■ Data to process
══════

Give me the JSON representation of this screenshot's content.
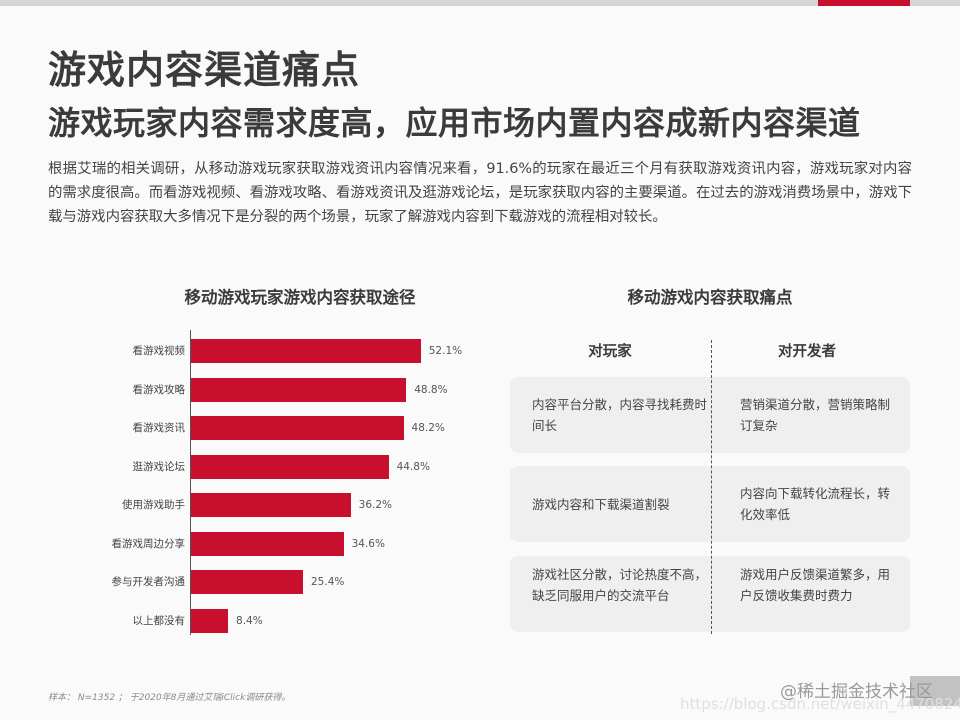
{
  "page": {
    "title": "游戏内容渠道痛点",
    "subtitle": "游戏玩家内容需求度高，应用市场内置内容成新内容渠道",
    "intro": "根据艾瑞的相关调研，从移动游戏玩家获取游戏资讯内容情况来看，91.6%的玩家在最近三个月有获取游戏资讯内容，游戏玩家对内容的需求度很高。而看游戏视频、看游戏攻略、看游戏资讯及逛游戏论坛，是玩家获取内容的主要渠道。在过去的游戏消费场景中，游戏下载与游戏内容获取大多情况下是分裂的两个场景，玩家了解游戏内容到下载游戏的流程相对较长。",
    "accent_color": "#c8102e"
  },
  "chart_data": {
    "type": "bar",
    "orientation": "horizontal",
    "title": "移动游戏玩家游戏内容获取途径",
    "categories": [
      "看游戏视频",
      "看游戏攻略",
      "看游戏资讯",
      "逛游戏论坛",
      "使用游戏助手",
      "看游戏周边分享",
      "参与开发者沟通",
      "以上都没有"
    ],
    "values": [
      52.1,
      48.8,
      48.2,
      44.8,
      36.2,
      34.6,
      25.4,
      8.4
    ],
    "value_labels": [
      "52.1%",
      "48.8%",
      "48.2%",
      "44.8%",
      "36.2%",
      "34.6%",
      "25.4%",
      "8.4%"
    ],
    "unit": "%",
    "xlabel": "",
    "ylabel": "",
    "grid": false,
    "bar_color": "#c8102e"
  },
  "pain_points": {
    "title": "移动游戏内容获取痛点",
    "columns": [
      "对玩家",
      "对开发者"
    ],
    "rows": [
      {
        "players": "内容平台分散，内容寻找耗费时间长",
        "developers": "营销渠道分散，营销策略制订复杂"
      },
      {
        "players": "游戏内容和下载渠道割裂",
        "developers": "内容向下载转化流程长，转化效率低"
      },
      {
        "players": "游戏社区分散，讨论热度不高，缺乏同服用户的交流平台",
        "developers": "游戏用户反馈渠道繁多，用户反馈收集费时费力"
      }
    ]
  },
  "footer": {
    "note": "样本： N=1352 ； 于2020年8月通过艾瑞iClick调研获得。",
    "watermark": "@稀土掘金技术社区",
    "watermark_url": "https://blog.csdn.net/weixin_44708240"
  }
}
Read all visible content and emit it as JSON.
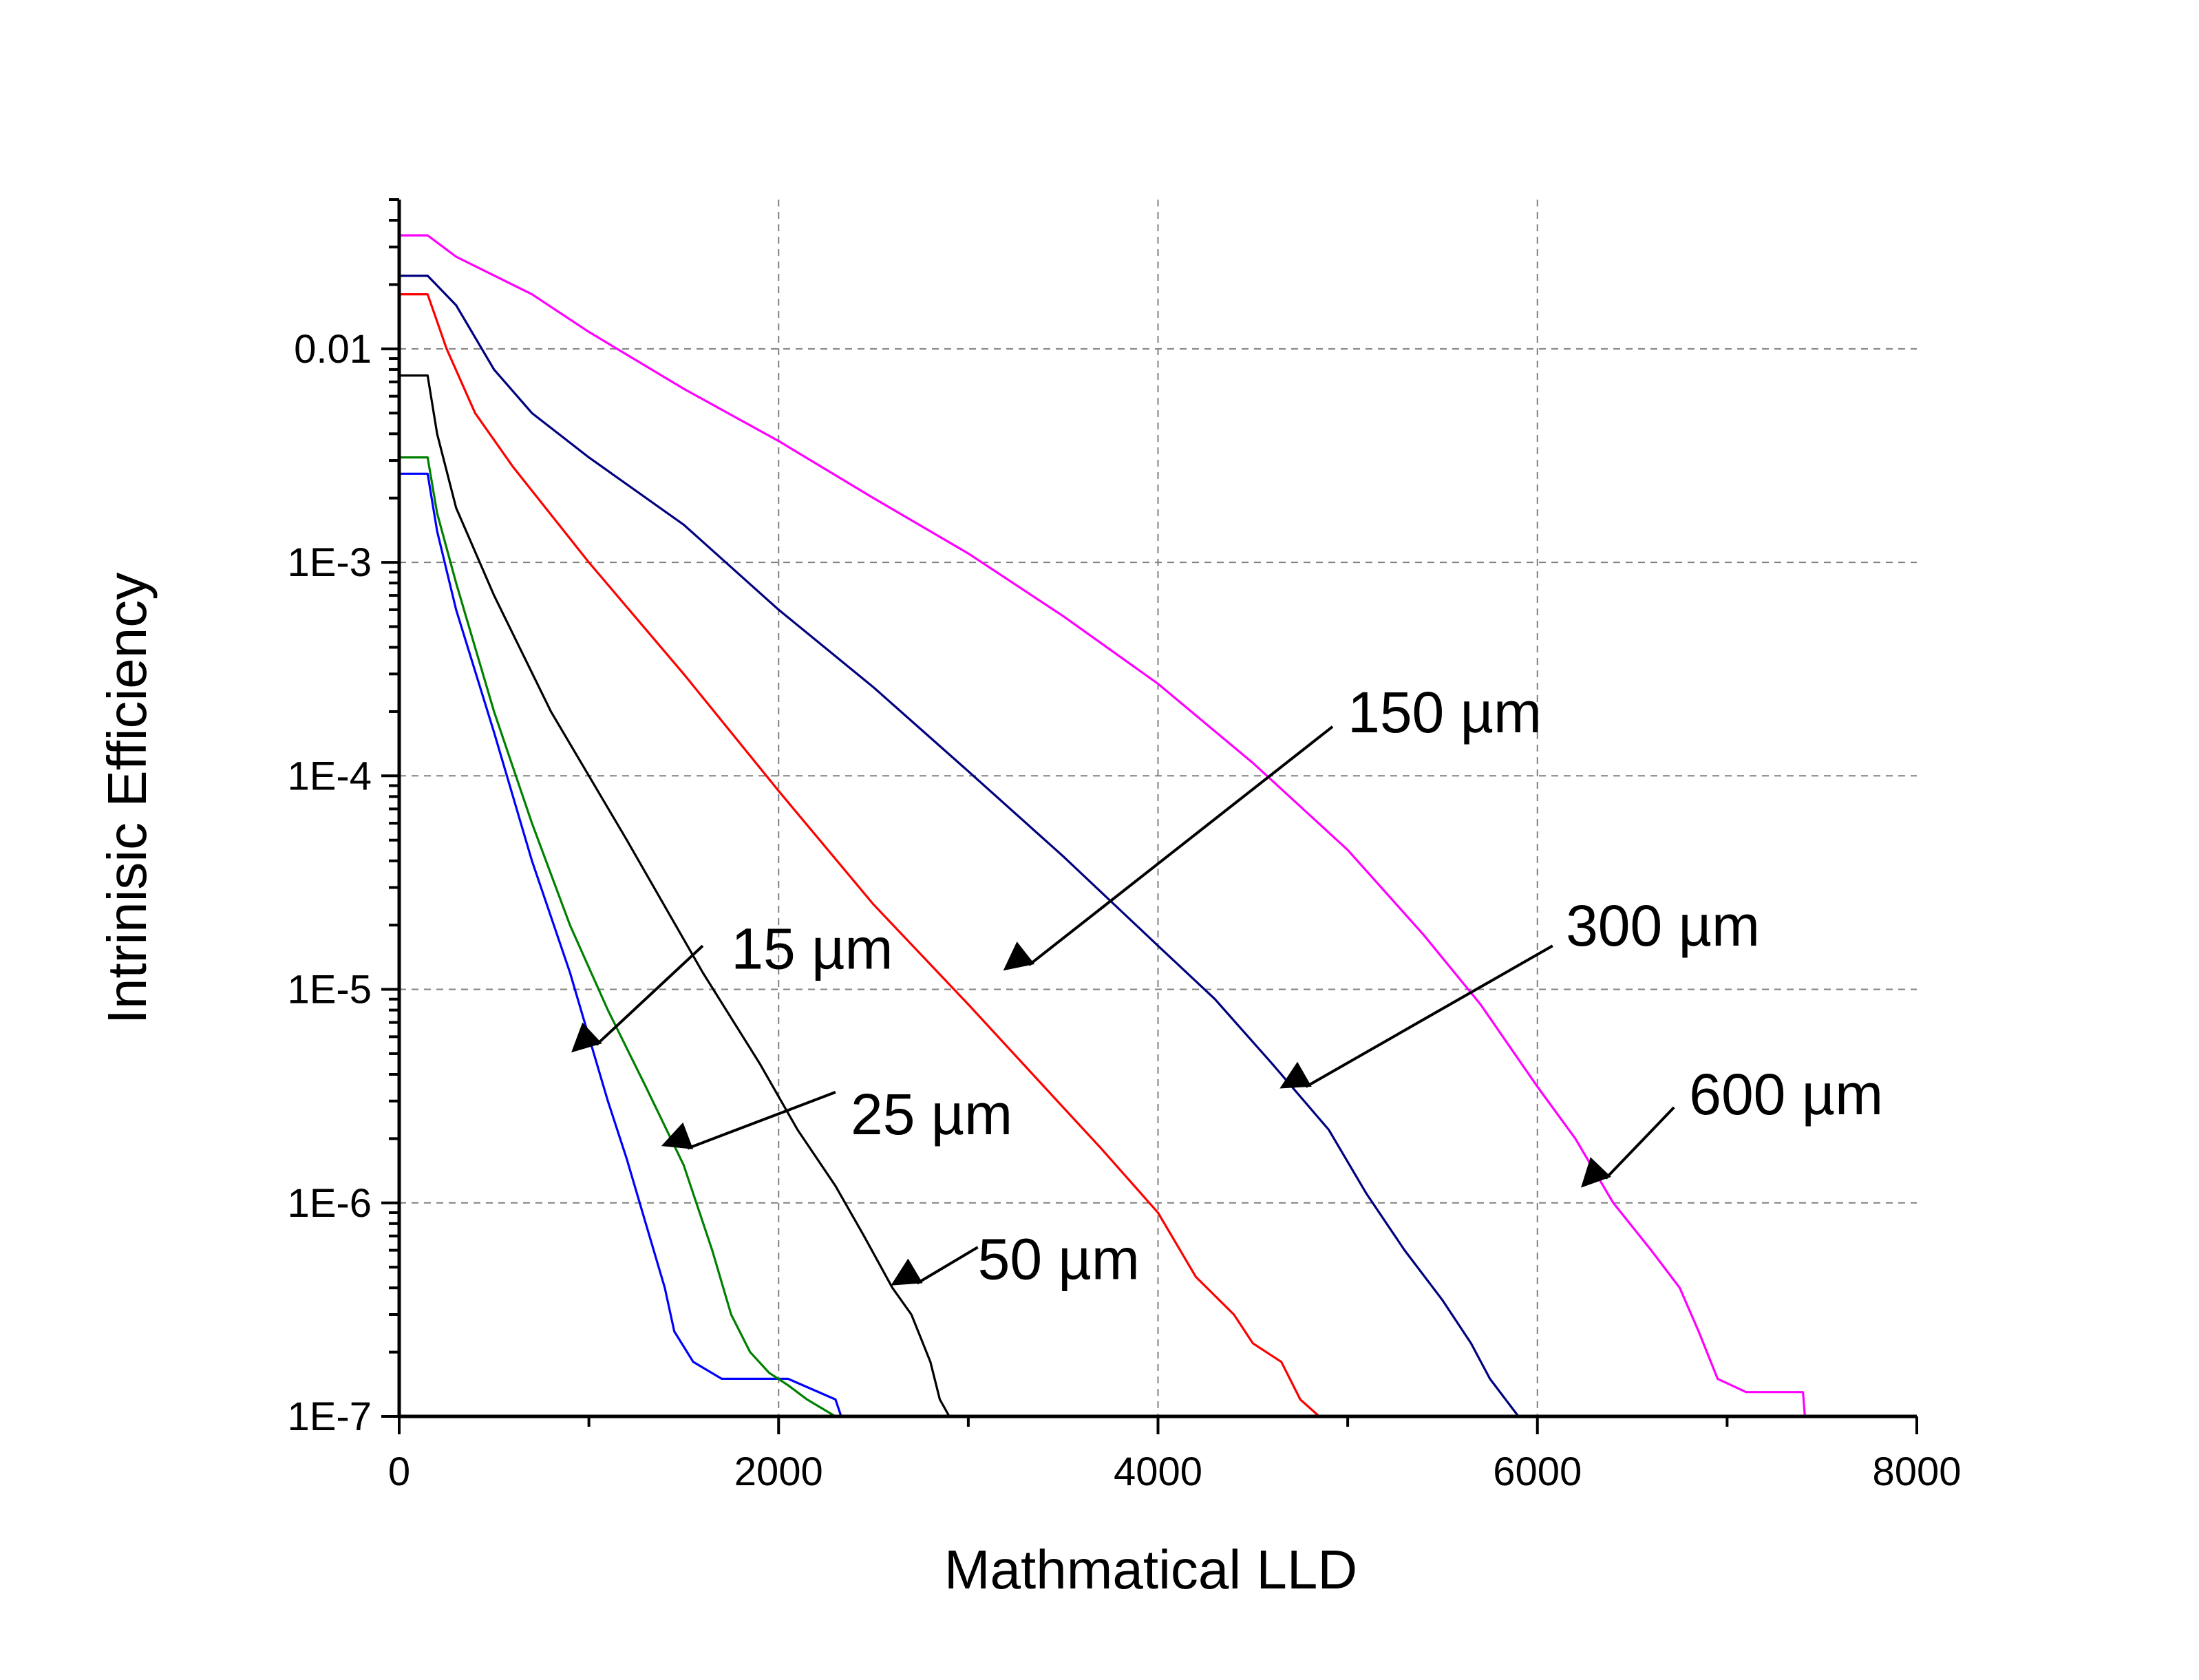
{
  "chart_data": {
    "type": "line",
    "title": "",
    "xlabel": "Mathmatical LLD",
    "ylabel": "Intrinisic Efficiency",
    "xlim": [
      0,
      8000
    ],
    "ylim": [
      1e-07,
      0.05
    ],
    "yscale": "log",
    "grid": true,
    "legend": "none",
    "x_ticks": [
      {
        "value": 0,
        "label": "0"
      },
      {
        "value": 2000,
        "label": "2000"
      },
      {
        "value": 4000,
        "label": "4000"
      },
      {
        "value": 6000,
        "label": "6000"
      },
      {
        "value": 8000,
        "label": "8000"
      }
    ],
    "y_ticks": [
      {
        "value": 0.01,
        "label": "0.01"
      },
      {
        "value": 0.001,
        "label": "1E-3"
      },
      {
        "value": 0.0001,
        "label": "1E-4"
      },
      {
        "value": 1e-05,
        "label": "1E-5"
      },
      {
        "value": 1e-06,
        "label": "1E-6"
      },
      {
        "value": 1e-07,
        "label": "1E-7"
      }
    ],
    "series": [
      {
        "color": "#0000ff",
        "points": [
          [
            0,
            0.0026
          ],
          [
            150,
            0.0026
          ],
          [
            200,
            0.0014
          ],
          [
            300,
            0.0006
          ],
          [
            500,
            0.00016
          ],
          [
            700,
            4e-05
          ],
          [
            900,
            1.2e-05
          ],
          [
            1000,
            6e-06
          ],
          [
            1100,
            3e-06
          ],
          [
            1200,
            1.6e-06
          ],
          [
            1300,
            8e-07
          ],
          [
            1400,
            4e-07
          ],
          [
            1450,
            2.5e-07
          ],
          [
            1550,
            1.8e-07
          ],
          [
            1700,
            1.5e-07
          ],
          [
            1900,
            1.5e-07
          ],
          [
            2050,
            1.5e-07
          ],
          [
            2300,
            1.2e-07
          ],
          [
            2330,
            1e-07
          ],
          [
            2600,
            1e-07
          ]
        ]
      },
      {
        "color": "#008000",
        "points": [
          [
            0,
            0.0031
          ],
          [
            150,
            0.0031
          ],
          [
            200,
            0.0017
          ],
          [
            300,
            0.0008
          ],
          [
            500,
            0.0002
          ],
          [
            700,
            6e-05
          ],
          [
            900,
            2e-05
          ],
          [
            1100,
            8e-06
          ],
          [
            1300,
            3.5e-06
          ],
          [
            1500,
            1.5e-06
          ],
          [
            1650,
            6e-07
          ],
          [
            1750,
            3e-07
          ],
          [
            1850,
            2e-07
          ],
          [
            1950,
            1.6e-07
          ],
          [
            2050,
            1.4e-07
          ],
          [
            2150,
            1.2e-07
          ],
          [
            2300,
            1e-07
          ]
        ]
      },
      {
        "color": "#000000",
        "points": [
          [
            0,
            0.0075
          ],
          [
            150,
            0.0075
          ],
          [
            200,
            0.004
          ],
          [
            300,
            0.0018
          ],
          [
            500,
            0.0007
          ],
          [
            800,
            0.0002
          ],
          [
            1200,
            5e-05
          ],
          [
            1600,
            1.2e-05
          ],
          [
            1900,
            4.5e-06
          ],
          [
            2100,
            2.2e-06
          ],
          [
            2300,
            1.2e-06
          ],
          [
            2450,
            7e-07
          ],
          [
            2600,
            4e-07
          ],
          [
            2700,
            3e-07
          ],
          [
            2800,
            1.8e-07
          ],
          [
            2850,
            1.2e-07
          ],
          [
            2900,
            1e-07
          ]
        ]
      },
      {
        "color": "#ff0000",
        "points": [
          [
            0,
            0.018
          ],
          [
            150,
            0.018
          ],
          [
            250,
            0.01
          ],
          [
            400,
            0.005
          ],
          [
            600,
            0.0028
          ],
          [
            1000,
            0.001
          ],
          [
            1500,
            0.0003
          ],
          [
            2000,
            8.5e-05
          ],
          [
            2500,
            2.5e-05
          ],
          [
            3000,
            8.5e-06
          ],
          [
            3400,
            3.5e-06
          ],
          [
            3700,
            1.8e-06
          ],
          [
            4000,
            9e-07
          ],
          [
            4200,
            4.5e-07
          ],
          [
            4400,
            3e-07
          ],
          [
            4500,
            2.2e-07
          ],
          [
            4650,
            1.8e-07
          ],
          [
            4750,
            1.2e-07
          ],
          [
            4850,
            1e-07
          ]
        ]
      },
      {
        "color": "#000080",
        "points": [
          [
            0,
            0.022
          ],
          [
            150,
            0.022
          ],
          [
            300,
            0.016
          ],
          [
            500,
            0.008
          ],
          [
            700,
            0.005
          ],
          [
            1000,
            0.0031
          ],
          [
            1500,
            0.0015
          ],
          [
            2000,
            0.0006
          ],
          [
            2500,
            0.00026
          ],
          [
            3000,
            0.000105
          ],
          [
            3500,
            4.2e-05
          ],
          [
            4000,
            1.6e-05
          ],
          [
            4300,
            9e-06
          ],
          [
            4600,
            4.5e-06
          ],
          [
            4900,
            2.2e-06
          ],
          [
            5100,
            1.1e-06
          ],
          [
            5300,
            6e-07
          ],
          [
            5500,
            3.5e-07
          ],
          [
            5650,
            2.2e-07
          ],
          [
            5750,
            1.5e-07
          ],
          [
            5900,
            1e-07
          ],
          [
            6100,
            1e-07
          ]
        ]
      },
      {
        "color": "#ff00ff",
        "points": [
          [
            0,
            0.034
          ],
          [
            150,
            0.034
          ],
          [
            300,
            0.027
          ],
          [
            700,
            0.018
          ],
          [
            1000,
            0.012
          ],
          [
            1500,
            0.0065
          ],
          [
            2000,
            0.0037
          ],
          [
            2500,
            0.002
          ],
          [
            3000,
            0.0011
          ],
          [
            3500,
            0.00056
          ],
          [
            4000,
            0.00027
          ],
          [
            4500,
            0.000115
          ],
          [
            5000,
            4.5e-05
          ],
          [
            5400,
            1.8e-05
          ],
          [
            5700,
            8.5e-06
          ],
          [
            6000,
            3.5e-06
          ],
          [
            6200,
            2e-06
          ],
          [
            6400,
            1e-06
          ],
          [
            6600,
            6e-07
          ],
          [
            6750,
            4e-07
          ],
          [
            6850,
            2.5e-07
          ],
          [
            6950,
            1.5e-07
          ],
          [
            7100,
            1.3e-07
          ],
          [
            7400,
            1.3e-07
          ],
          [
            7410,
            1e-07
          ]
        ]
      }
    ],
    "annotations": [
      {
        "id": "15",
        "label": "15 µm",
        "text_at": [
          1750,
          1.25e-05
        ],
        "anchor": "start",
        "arrow_from": [
          1600,
          1.6e-05
        ],
        "arrow_to": [
          1040,
          5.5e-06
        ]
      },
      {
        "id": "25",
        "label": "25 µm",
        "text_at": [
          2380,
          2.1e-06
        ],
        "anchor": "start",
        "arrow_from": [
          2300,
          3.3e-06
        ],
        "arrow_to": [
          1520,
          1.8e-06
        ]
      },
      {
        "id": "50",
        "label": "50 µm",
        "text_at": [
          3050,
          4.4e-07
        ],
        "anchor": "start",
        "arrow_from": [
          3050,
          6.2e-07
        ],
        "arrow_to": [
          2730,
          4.2e-07
        ]
      },
      {
        "id": "150",
        "label": "150 µm",
        "text_at": [
          5000,
          0.00016
        ],
        "anchor": "start",
        "arrow_from": [
          4920,
          0.00017
        ],
        "arrow_to": [
          3320,
          1.3e-05
        ]
      },
      {
        "id": "300",
        "label": "300 µm",
        "text_at": [
          6150,
          1.6e-05
        ],
        "anchor": "start",
        "arrow_from": [
          6080,
          1.6e-05
        ],
        "arrow_to": [
          4780,
          3.5e-06
        ]
      },
      {
        "id": "600",
        "label": "600 µm",
        "text_at": [
          6800,
          2.6e-06
        ],
        "anchor": "start",
        "arrow_from": [
          6720,
          2.8e-06
        ],
        "arrow_to": [
          6360,
          1.3e-06
        ]
      }
    ]
  }
}
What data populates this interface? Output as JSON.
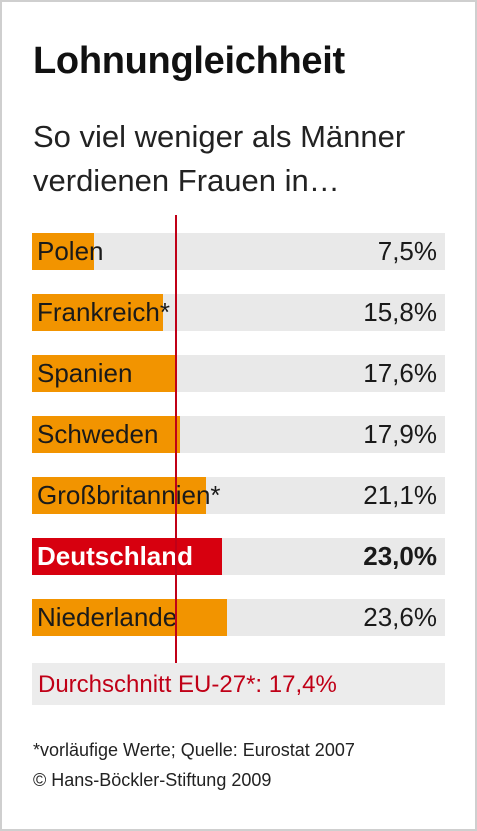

══════

■ Task to complete
Identify the lines that hold the word "this". Copy every one of them.

■ Task solution
Give me the JSON representation of this screenshot's content.
What data populates this interface? Output as JSON.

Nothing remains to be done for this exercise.